EXERCISE: Your task is to quote the material that follows, in full and exactly.
===============
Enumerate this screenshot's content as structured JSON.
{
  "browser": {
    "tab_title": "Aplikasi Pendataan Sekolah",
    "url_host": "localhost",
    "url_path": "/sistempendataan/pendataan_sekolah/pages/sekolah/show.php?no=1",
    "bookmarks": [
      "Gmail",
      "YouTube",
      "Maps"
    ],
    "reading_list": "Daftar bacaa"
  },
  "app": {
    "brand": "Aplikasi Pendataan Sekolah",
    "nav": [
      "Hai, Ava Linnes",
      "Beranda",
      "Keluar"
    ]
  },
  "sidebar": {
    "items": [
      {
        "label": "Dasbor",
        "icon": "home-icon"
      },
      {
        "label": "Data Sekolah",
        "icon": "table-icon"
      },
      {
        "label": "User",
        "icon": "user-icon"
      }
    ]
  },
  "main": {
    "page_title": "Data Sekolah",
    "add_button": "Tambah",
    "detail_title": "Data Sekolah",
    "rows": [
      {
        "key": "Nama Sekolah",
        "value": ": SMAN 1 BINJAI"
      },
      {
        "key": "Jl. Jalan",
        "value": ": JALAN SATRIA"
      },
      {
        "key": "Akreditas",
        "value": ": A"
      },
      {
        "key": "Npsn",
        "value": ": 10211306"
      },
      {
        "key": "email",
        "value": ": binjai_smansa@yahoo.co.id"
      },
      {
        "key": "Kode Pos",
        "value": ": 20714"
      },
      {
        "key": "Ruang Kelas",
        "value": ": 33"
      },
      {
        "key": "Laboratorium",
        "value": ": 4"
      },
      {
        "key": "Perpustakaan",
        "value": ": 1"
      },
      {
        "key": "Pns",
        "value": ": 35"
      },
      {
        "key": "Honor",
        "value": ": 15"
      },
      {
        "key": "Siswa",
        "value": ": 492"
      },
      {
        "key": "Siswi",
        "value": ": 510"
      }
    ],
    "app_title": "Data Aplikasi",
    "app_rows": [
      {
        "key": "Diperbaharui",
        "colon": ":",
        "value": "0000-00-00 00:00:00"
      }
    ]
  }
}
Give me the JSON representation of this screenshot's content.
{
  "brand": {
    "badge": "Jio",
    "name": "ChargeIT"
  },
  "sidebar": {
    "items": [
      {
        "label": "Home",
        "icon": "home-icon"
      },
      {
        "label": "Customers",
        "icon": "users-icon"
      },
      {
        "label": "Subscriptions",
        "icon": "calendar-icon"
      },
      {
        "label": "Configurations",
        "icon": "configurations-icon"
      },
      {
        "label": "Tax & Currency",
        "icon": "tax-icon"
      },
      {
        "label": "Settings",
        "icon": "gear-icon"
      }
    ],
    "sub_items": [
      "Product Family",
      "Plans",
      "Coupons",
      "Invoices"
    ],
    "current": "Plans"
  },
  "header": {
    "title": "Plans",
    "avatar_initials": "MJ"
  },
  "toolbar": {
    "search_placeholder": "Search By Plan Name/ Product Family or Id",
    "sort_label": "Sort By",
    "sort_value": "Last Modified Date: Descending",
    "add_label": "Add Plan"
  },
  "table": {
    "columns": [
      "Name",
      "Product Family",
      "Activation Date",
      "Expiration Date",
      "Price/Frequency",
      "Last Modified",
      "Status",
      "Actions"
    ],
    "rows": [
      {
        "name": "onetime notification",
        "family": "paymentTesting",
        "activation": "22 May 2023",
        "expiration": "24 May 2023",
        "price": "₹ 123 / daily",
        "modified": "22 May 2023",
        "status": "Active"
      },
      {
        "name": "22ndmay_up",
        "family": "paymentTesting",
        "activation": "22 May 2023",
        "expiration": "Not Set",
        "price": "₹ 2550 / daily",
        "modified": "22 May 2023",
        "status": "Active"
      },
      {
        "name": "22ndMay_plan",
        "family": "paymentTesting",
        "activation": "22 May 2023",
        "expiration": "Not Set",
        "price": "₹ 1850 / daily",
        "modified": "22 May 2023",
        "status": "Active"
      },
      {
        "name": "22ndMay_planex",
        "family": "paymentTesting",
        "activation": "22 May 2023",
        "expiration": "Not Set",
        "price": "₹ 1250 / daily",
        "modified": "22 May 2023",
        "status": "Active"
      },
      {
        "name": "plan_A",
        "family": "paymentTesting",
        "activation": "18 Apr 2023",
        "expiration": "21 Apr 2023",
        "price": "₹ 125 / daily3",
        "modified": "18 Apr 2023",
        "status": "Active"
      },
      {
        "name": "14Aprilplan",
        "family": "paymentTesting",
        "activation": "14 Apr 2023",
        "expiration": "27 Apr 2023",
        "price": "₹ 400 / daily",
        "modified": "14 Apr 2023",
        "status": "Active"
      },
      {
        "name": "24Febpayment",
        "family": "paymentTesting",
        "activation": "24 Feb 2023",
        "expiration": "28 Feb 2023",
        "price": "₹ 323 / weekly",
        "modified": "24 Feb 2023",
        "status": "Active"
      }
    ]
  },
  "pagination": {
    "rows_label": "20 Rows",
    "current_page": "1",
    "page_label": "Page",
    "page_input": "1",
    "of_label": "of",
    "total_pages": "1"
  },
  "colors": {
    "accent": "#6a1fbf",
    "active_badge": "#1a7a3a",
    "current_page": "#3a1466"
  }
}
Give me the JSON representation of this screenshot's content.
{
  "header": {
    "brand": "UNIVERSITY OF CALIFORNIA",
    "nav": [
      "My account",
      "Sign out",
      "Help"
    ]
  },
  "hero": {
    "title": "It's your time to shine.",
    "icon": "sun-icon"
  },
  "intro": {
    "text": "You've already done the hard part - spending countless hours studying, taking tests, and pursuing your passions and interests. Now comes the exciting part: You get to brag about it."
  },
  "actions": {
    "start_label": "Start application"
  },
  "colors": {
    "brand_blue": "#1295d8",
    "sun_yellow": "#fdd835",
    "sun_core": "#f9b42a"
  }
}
===============
THE SOLUTION:
Enumerate this screenshot's content as structured JSON.
{
  "browser": {
    "tab_title": "Aplikasi Pendataan Sekolah",
    "url_host": "localhost",
    "url_path": "/sistempendataan/pendataan_sekolah/pages/sekolah/show.php?no=1",
    "bookmarks": [
      "Gmail",
      "YouTube",
      "Maps"
    ],
    "reading_list": "Daftar bacaa"
  },
  "app": {
    "brand": "Aplikasi Pendataan Sekolah",
    "nav": [
      "Hai, Ava Linnes",
      "Beranda",
      "Keluar"
    ]
  },
  "sidebar": {
    "items": [
      {
        "label": "Dasbor",
        "icon": "home-icon"
      },
      {
        "label": "Data Sekolah",
        "icon": "table-icon"
      },
      {
        "label": "User",
        "icon": "user-icon"
      }
    ]
  },
  "main": {
    "page_title": "Data Sekolah",
    "add_button": "Tambah",
    "detail_title": "Data Sekolah",
    "rows": [
      {
        "key": "Nama Sekolah",
        "value": ": SMAN 1 BINJAI"
      },
      {
        "key": "Jl. Jalan",
        "value": ": JALAN SATRIA"
      },
      {
        "key": "Akreditas",
        "value": ": A"
      },
      {
        "key": "Npsn",
        "value": ": 10211306"
      },
      {
        "key": "email",
        "value": ": binjai_smansa@yahoo.co.id"
      },
      {
        "key": "Kode Pos",
        "value": ": 20714"
      },
      {
        "key": "Ruang Kelas",
        "value": ": 33"
      },
      {
        "key": "Laboratorium",
        "value": ": 4"
      },
      {
        "key": "Perpustakaan",
        "value": ": 1"
      },
      {
        "key": "Pns",
        "value": ": 35"
      },
      {
        "key": "Honor",
        "value": ": 15"
      },
      {
        "key": "Siswa",
        "value": ": 492"
      },
      {
        "key": "Siswi",
        "value": ": 510"
      }
    ],
    "app_title": "Data Aplikasi",
    "app_rows": [
      {
        "key": "Diperbaharui",
        "colon": ":",
        "value": "0000-00-00 00:00:00"
      }
    ]
  }
}
Give me the JSON representation of this screenshot's content.
{
  "brand": {
    "badge": "Jio",
    "name": "ChargeIT"
  },
  "sidebar": {
    "items": [
      {
        "label": "Home",
        "icon": "home-icon"
      },
      {
        "label": "Customers",
        "icon": "users-icon"
      },
      {
        "label": "Subscriptions",
        "icon": "calendar-icon"
      },
      {
        "label": "Configurations",
        "icon": "configurations-icon"
      },
      {
        "label": "Tax & Currency",
        "icon": "tax-icon"
      },
      {
        "label": "Settings",
        "icon": "gear-icon"
      }
    ],
    "sub_items": [
      "Product Family",
      "Plans",
      "Coupons",
      "Invoices"
    ],
    "current": "Plans"
  },
  "header": {
    "title": "Plans",
    "avatar_initials": "MJ"
  },
  "toolbar": {
    "search_placeholder": "Search By Plan Name/ Product Family or Id",
    "sort_label": "Sort By",
    "sort_value": "Last Modified Date: Descending",
    "add_label": "Add Plan"
  },
  "table": {
    "columns": [
      "Name",
      "Product Family",
      "Activation Date",
      "Expiration Date",
      "Price/Frequency",
      "Last Modified",
      "Status",
      "Actions"
    ],
    "rows": [
      {
        "name": "onetime notification",
        "family": "paymentTesting",
        "activation": "22 May 2023",
        "expiration": "24 May 2023",
        "price": "₹ 123 / daily",
        "modified": "22 May 2023",
        "status": "Active"
      },
      {
        "name": "22ndmay_up",
        "family": "paymentTesting",
        "activation": "22 May 2023",
        "expiration": "Not Set",
        "price": "₹ 2550 / daily",
        "modified": "22 May 2023",
        "status": "Active"
      },
      {
        "name": "22ndMay_plan",
        "family": "paymentTesting",
        "activation": "22 May 2023",
        "expiration": "Not Set",
        "price": "₹ 1850 / daily",
        "modified": "22 May 2023",
        "status": "Active"
      },
      {
        "name": "22ndMay_planex",
        "family": "paymentTesting",
        "activation": "22 May 2023",
        "expiration": "Not Set",
        "price": "₹ 1250 / daily",
        "modified": "22 May 2023",
        "status": "Active"
      },
      {
        "name": "plan_A",
        "family": "paymentTesting",
        "activation": "18 Apr 2023",
        "expiration": "21 Apr 2023",
        "price": "₹ 125 / daily3",
        "modified": "18 Apr 2023",
        "status": "Active"
      },
      {
        "name": "14Aprilplan",
        "family": "paymentTesting",
        "activation": "14 Apr 2023",
        "expiration": "27 Apr 2023",
        "price": "₹ 400 / daily",
        "modified": "14 Apr 2023",
        "status": "Active"
      },
      {
        "name": "24Febpayment",
        "family": "paymentTesting",
        "activation": "24 Feb 2023",
        "expiration": "28 Feb 2023",
        "price": "₹ 323 / weekly",
        "modified": "24 Feb 2023",
        "status": "Active"
      }
    ]
  },
  "pagination": {
    "rows_label": "20 Rows",
    "current_page": "1",
    "page_label": "Page",
    "page_input": "1",
    "of_label": "of",
    "total_pages": "1"
  },
  "colors": {
    "accent": "#6a1fbf",
    "active_badge": "#1a7a3a",
    "current_page": "#3a1466"
  }
}
Give me the JSON representation of this screenshot's content.
{
  "header": {
    "brand": "UNIVERSITY OF CALIFORNIA",
    "nav": [
      "My account",
      "Sign out",
      "Help"
    ]
  },
  "hero": {
    "title": "It's your time to shine.",
    "icon": "sun-icon"
  },
  "intro": {
    "text": "You've already done the hard part - spending countless hours studying, taking tests, and pursuing your passions and interests. Now comes the exciting part: You get to brag about it."
  },
  "actions": {
    "start_label": "Start application"
  },
  "colors": {
    "brand_blue": "#1295d8",
    "sun_yellow": "#fdd835",
    "sun_core": "#f9b42a"
  }
}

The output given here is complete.